Exercise description: Reproduce the data that follows in its entirety, character for character.

>> BEGIN

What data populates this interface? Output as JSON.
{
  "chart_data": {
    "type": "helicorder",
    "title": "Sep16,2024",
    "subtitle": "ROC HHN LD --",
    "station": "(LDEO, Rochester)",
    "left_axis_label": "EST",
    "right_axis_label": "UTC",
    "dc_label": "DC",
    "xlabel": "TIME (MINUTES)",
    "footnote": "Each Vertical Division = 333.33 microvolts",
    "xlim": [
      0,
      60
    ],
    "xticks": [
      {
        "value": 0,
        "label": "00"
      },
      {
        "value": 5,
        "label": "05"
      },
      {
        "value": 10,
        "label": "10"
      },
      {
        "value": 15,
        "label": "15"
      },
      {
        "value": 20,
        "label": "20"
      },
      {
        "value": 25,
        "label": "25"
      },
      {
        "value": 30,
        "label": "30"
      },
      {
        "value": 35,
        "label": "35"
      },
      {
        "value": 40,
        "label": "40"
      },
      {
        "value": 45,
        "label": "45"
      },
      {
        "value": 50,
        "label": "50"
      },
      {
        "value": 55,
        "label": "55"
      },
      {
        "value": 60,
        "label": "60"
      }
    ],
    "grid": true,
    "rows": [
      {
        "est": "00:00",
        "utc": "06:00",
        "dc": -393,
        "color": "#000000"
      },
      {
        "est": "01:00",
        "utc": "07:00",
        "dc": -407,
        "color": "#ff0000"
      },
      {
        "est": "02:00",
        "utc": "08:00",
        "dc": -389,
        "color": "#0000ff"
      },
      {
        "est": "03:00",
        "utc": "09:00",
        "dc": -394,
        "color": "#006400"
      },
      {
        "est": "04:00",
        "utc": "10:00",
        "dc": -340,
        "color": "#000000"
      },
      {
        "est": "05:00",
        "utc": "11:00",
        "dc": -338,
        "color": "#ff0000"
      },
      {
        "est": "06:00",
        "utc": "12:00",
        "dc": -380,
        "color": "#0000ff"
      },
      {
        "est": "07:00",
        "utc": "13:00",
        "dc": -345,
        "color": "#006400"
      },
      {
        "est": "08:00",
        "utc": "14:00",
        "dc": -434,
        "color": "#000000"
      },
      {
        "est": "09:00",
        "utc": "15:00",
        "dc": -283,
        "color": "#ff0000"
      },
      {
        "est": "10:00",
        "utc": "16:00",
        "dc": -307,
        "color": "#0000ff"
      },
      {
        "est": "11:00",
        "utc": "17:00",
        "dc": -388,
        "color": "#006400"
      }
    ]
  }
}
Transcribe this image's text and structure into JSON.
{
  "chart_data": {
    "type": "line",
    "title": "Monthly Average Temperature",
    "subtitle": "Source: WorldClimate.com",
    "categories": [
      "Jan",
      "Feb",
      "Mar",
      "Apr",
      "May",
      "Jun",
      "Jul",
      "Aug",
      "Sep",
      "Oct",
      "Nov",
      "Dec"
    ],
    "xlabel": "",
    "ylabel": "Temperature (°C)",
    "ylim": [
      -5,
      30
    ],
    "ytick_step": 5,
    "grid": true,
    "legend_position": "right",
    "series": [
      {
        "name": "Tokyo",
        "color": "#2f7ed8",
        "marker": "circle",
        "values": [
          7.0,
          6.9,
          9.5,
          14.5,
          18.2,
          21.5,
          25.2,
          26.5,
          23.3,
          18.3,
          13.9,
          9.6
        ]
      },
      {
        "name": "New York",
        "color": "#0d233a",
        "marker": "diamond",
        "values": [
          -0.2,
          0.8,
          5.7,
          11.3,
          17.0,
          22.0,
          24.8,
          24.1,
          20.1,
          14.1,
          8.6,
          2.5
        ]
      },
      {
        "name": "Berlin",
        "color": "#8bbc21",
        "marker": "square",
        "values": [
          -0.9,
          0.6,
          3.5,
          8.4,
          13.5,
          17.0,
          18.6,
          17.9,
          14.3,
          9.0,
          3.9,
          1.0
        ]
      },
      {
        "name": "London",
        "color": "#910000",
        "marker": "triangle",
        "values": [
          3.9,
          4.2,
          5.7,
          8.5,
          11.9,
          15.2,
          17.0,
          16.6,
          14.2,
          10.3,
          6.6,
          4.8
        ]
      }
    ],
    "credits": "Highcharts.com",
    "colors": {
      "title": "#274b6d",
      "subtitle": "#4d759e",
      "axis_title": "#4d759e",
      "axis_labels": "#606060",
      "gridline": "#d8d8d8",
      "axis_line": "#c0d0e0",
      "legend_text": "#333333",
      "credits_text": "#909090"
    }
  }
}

>> END

The response:
What data populates this interface? Output as JSON.
{
  "chart_data": {
    "type": "helicorder",
    "title": "Sep16,2024",
    "subtitle": "ROC HHN LD --",
    "station": "(LDEO, Rochester)",
    "left_axis_label": "EST",
    "right_axis_label": "UTC",
    "dc_label": "DC",
    "xlabel": "TIME (MINUTES)",
    "footnote": "Each Vertical Division = 333.33 microvolts",
    "xlim": [
      0,
      60
    ],
    "xticks": [
      {
        "value": 0,
        "label": "00"
      },
      {
        "value": 5,
        "label": "05"
      },
      {
        "value": 10,
        "label": "10"
      },
      {
        "value": 15,
        "label": "15"
      },
      {
        "value": 20,
        "label": "20"
      },
      {
        "value": 25,
        "label": "25"
      },
      {
        "value": 30,
        "label": "30"
      },
      {
        "value": 35,
        "label": "35"
      },
      {
        "value": 40,
        "label": "40"
      },
      {
        "value": 45,
        "label": "45"
      },
      {
        "value": 50,
        "label": "50"
      },
      {
        "value": 55,
        "label": "55"
      },
      {
        "value": 60,
        "label": "60"
      }
    ],
    "grid": true,
    "rows": [
      {
        "est": "00:00",
        "utc": "06:00",
        "dc": -393,
        "color": "#000000"
      },
      {
        "est": "01:00",
        "utc": "07:00",
        "dc": -407,
        "color": "#ff0000"
      },
      {
        "est": "02:00",
        "utc": "08:00",
        "dc": -389,
        "color": "#0000ff"
      },
      {
        "est": "03:00",
        "utc": "09:00",
        "dc": -394,
        "color": "#006400"
      },
      {
        "est": "04:00",
        "utc": "10:00",
        "dc": -340,
        "color": "#000000"
      },
      {
        "est": "05:00",
        "utc": "11:00",
        "dc": -338,
        "color": "#ff0000"
      },
      {
        "est": "06:00",
        "utc": "12:00",
        "dc": -380,
        "color": "#0000ff"
      },
      {
        "est": "07:00",
        "utc": "13:00",
        "dc": -345,
        "color": "#006400"
      },
      {
        "est": "08:00",
        "utc": "14:00",
        "dc": -434,
        "color": "#000000"
      },
      {
        "est": "09:00",
        "utc": "15:00",
        "dc": -283,
        "color": "#ff0000"
      },
      {
        "est": "10:00",
        "utc": "16:00",
        "dc": -307,
        "color": "#0000ff"
      },
      {
        "est": "11:00",
        "utc": "17:00",
        "dc": -388,
        "color": "#006400"
      }
    ]
  }
}
Transcribe this image's text and structure into JSON.
{
  "chart_data": {
    "type": "line",
    "title": "Monthly Average Temperature",
    "subtitle": "Source: WorldClimate.com",
    "categories": [
      "Jan",
      "Feb",
      "Mar",
      "Apr",
      "May",
      "Jun",
      "Jul",
      "Aug",
      "Sep",
      "Oct",
      "Nov",
      "Dec"
    ],
    "xlabel": "",
    "ylabel": "Temperature (°C)",
    "ylim": [
      -5,
      30
    ],
    "ytick_step": 5,
    "grid": true,
    "legend_position": "right",
    "series": [
      {
        "name": "Tokyo",
        "color": "#2f7ed8",
        "marker": "circle",
        "values": [
          7.0,
          6.9,
          9.5,
          14.5,
          18.2,
          21.5,
          25.2,
          26.5,
          23.3,
          18.3,
          13.9,
          9.6
        ]
      },
      {
        "name": "New York",
        "color": "#0d233a",
        "marker": "diamond",
        "values": [
          -0.2,
          0.8,
          5.7,
          11.3,
          17.0,
          22.0,
          24.8,
          24.1,
          20.1,
          14.1,
          8.6,
          2.5
        ]
      },
      {
        "name": "Berlin",
        "color": "#8bbc21",
        "marker": "square",
        "values": [
          -0.9,
          0.6,
          3.5,
          8.4,
          13.5,
          17.0,
          18.6,
          17.9,
          14.3,
          9.0,
          3.9,
          1.0
        ]
      },
      {
        "name": "London",
        "color": "#910000",
        "marker": "triangle",
        "values": [
          3.9,
          4.2,
          5.7,
          8.5,
          11.9,
          15.2,
          17.0,
          16.6,
          14.2,
          10.3,
          6.6,
          4.8
        ]
      }
    ],
    "credits": "Highcharts.com",
    "colors": {
      "title": "#274b6d",
      "subtitle": "#4d759e",
      "axis_title": "#4d759e",
      "axis_labels": "#606060",
      "gridline": "#d8d8d8",
      "axis_line": "#c0d0e0",
      "legend_text": "#333333",
      "credits_text": "#909090"
    }
  }
}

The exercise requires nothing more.